* **Exercise aim**
Pull out every line below that contains the word "domain".

------------------------------------

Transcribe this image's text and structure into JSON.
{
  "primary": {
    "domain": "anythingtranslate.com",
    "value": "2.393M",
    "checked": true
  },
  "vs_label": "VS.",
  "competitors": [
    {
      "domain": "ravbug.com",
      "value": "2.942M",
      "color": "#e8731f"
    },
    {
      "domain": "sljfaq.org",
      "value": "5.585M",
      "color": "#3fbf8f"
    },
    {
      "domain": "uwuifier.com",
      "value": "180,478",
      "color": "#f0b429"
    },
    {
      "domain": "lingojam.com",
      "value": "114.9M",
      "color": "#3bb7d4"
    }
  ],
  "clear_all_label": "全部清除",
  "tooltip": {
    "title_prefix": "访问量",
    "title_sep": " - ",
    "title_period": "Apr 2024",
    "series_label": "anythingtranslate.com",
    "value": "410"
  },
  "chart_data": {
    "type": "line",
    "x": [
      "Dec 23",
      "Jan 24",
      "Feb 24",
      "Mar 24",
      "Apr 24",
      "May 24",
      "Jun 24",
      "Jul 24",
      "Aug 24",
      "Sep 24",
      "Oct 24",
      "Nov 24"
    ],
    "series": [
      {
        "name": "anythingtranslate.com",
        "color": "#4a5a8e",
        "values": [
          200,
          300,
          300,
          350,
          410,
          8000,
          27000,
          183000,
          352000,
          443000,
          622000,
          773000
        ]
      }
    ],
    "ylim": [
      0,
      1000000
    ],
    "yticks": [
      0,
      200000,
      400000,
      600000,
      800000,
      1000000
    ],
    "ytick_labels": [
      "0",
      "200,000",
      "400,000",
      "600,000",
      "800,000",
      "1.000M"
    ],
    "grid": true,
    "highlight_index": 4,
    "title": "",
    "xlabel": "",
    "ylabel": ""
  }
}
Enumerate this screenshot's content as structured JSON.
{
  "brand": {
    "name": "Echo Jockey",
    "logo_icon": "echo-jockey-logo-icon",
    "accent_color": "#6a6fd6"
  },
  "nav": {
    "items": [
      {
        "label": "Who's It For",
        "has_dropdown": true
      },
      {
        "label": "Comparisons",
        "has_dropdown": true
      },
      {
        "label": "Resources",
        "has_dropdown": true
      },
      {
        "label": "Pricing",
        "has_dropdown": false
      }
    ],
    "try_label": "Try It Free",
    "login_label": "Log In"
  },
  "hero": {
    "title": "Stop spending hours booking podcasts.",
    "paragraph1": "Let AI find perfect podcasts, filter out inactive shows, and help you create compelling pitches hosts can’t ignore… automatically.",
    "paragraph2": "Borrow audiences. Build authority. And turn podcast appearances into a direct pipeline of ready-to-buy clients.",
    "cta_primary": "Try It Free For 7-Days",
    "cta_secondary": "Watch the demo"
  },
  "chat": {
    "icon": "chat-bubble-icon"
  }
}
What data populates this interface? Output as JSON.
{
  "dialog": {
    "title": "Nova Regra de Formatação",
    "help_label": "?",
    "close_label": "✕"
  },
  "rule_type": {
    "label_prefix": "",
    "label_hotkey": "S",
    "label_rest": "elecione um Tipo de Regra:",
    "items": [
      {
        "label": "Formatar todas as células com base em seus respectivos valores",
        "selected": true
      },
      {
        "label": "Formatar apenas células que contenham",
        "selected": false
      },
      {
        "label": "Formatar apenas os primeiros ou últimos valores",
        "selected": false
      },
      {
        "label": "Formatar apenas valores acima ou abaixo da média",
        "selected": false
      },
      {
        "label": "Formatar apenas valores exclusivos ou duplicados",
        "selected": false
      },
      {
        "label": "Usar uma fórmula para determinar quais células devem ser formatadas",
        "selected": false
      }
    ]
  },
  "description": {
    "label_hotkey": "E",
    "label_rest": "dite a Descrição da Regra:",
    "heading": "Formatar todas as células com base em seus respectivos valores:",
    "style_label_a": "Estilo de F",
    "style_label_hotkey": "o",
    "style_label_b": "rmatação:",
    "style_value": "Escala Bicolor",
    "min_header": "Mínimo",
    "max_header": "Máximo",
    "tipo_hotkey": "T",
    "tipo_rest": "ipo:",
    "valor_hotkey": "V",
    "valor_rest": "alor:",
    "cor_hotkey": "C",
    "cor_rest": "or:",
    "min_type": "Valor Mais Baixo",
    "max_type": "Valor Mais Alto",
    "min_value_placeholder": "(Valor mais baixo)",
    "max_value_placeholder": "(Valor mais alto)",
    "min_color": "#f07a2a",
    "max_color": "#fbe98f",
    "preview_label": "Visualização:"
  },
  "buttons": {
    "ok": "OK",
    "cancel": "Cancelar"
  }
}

------------------------------------

* **Exercise result**
    "domain": "anythingtranslate.com",
      "domain": "ravbug.com",
      "domain": "sljfaq.org",
      "domain": "uwuifier.com",
      "domain": "lingojam.com",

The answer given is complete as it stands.